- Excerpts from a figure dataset
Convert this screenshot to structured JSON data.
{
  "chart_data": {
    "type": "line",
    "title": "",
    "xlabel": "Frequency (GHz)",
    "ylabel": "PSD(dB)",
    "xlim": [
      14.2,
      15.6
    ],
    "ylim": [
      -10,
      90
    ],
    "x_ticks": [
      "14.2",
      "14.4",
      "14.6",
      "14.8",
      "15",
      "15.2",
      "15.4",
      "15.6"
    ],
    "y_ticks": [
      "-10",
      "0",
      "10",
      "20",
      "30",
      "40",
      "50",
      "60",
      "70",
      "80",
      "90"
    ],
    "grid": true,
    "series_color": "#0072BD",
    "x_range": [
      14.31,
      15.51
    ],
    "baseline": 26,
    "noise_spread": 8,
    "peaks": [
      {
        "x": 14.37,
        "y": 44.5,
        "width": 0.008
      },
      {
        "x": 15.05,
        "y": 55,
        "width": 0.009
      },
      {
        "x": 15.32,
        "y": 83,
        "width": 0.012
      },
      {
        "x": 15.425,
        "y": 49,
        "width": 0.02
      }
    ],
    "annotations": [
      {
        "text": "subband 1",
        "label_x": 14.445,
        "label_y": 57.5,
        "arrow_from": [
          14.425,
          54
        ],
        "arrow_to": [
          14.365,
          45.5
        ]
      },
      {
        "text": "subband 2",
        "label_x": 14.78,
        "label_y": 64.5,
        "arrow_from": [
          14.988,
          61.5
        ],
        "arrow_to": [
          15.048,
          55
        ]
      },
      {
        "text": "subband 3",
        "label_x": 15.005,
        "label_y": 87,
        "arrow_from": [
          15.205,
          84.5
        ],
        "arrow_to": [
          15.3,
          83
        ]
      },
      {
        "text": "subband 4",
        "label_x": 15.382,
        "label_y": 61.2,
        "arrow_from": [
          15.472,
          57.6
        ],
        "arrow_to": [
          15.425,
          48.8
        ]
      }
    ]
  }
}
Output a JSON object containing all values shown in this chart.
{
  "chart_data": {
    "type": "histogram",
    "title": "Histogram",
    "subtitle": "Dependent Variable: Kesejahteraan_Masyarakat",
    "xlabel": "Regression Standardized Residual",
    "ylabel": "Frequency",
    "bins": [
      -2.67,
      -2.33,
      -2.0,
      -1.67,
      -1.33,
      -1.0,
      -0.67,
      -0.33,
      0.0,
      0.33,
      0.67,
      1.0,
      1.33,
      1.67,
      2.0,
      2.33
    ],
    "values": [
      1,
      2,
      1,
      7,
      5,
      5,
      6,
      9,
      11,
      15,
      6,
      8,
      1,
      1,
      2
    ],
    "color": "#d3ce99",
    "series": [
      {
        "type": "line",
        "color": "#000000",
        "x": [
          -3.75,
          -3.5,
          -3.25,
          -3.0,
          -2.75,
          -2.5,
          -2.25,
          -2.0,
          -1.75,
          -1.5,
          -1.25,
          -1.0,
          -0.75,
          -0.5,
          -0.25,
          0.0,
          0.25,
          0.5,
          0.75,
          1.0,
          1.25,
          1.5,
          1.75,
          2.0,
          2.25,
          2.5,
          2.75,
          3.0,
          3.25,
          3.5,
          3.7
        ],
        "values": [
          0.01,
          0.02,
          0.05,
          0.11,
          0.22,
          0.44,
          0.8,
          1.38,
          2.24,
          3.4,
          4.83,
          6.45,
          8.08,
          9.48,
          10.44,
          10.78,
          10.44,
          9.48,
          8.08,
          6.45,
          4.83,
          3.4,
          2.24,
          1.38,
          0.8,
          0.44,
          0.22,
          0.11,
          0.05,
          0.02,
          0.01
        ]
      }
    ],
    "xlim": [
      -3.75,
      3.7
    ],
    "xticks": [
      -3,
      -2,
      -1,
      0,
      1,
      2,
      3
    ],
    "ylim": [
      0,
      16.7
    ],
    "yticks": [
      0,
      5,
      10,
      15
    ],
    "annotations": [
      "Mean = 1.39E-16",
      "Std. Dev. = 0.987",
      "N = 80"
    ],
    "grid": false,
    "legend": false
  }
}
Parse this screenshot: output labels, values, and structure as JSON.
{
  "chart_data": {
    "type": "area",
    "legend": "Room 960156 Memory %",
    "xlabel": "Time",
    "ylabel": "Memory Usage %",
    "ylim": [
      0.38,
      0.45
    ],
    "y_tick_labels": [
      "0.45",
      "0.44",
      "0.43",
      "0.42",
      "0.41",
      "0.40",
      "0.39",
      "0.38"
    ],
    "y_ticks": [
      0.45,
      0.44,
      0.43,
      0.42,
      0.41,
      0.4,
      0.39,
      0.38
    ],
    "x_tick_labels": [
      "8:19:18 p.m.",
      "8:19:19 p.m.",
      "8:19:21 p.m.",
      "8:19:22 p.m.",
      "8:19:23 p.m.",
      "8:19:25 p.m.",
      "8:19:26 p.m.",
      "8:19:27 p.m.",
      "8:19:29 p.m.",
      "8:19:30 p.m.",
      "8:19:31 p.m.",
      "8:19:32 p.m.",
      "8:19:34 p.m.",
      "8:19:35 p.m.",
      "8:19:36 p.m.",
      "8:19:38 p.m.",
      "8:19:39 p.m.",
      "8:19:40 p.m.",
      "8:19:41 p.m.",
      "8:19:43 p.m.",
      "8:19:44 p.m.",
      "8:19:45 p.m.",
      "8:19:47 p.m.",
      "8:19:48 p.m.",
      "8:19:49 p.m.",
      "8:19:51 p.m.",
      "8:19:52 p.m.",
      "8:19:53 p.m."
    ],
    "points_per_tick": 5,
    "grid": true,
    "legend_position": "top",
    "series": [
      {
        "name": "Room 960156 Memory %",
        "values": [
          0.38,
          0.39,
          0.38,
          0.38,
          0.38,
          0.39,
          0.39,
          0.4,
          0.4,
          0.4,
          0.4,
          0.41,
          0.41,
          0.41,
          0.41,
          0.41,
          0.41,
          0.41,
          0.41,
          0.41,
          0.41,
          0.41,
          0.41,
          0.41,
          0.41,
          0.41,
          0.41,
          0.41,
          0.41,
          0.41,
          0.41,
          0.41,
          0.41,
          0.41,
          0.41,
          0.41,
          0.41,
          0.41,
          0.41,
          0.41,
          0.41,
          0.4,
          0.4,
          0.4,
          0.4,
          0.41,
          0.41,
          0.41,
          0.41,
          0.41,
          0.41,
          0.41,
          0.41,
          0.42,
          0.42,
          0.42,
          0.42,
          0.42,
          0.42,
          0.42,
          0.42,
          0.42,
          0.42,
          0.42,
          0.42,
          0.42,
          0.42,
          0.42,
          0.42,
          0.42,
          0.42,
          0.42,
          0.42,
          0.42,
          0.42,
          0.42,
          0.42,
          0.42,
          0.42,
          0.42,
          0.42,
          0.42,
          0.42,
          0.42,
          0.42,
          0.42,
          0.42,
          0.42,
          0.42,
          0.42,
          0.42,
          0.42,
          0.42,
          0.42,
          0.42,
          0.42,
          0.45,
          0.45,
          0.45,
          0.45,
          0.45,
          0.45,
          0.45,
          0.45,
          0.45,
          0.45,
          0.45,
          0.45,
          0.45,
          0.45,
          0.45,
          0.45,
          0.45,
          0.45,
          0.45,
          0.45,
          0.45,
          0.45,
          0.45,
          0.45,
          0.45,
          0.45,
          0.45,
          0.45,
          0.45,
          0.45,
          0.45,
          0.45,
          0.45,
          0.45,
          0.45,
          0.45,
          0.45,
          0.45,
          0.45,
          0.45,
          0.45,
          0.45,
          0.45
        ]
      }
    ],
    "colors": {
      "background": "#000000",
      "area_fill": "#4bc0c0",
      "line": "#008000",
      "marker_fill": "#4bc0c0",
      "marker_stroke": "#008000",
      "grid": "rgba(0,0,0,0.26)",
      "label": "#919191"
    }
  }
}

- AIM
Return all lines containing "Frequency".

- RESULT OF THIS TASK
    "xlabel": "Frequency (GHz)",
    "ylabel": "Frequency",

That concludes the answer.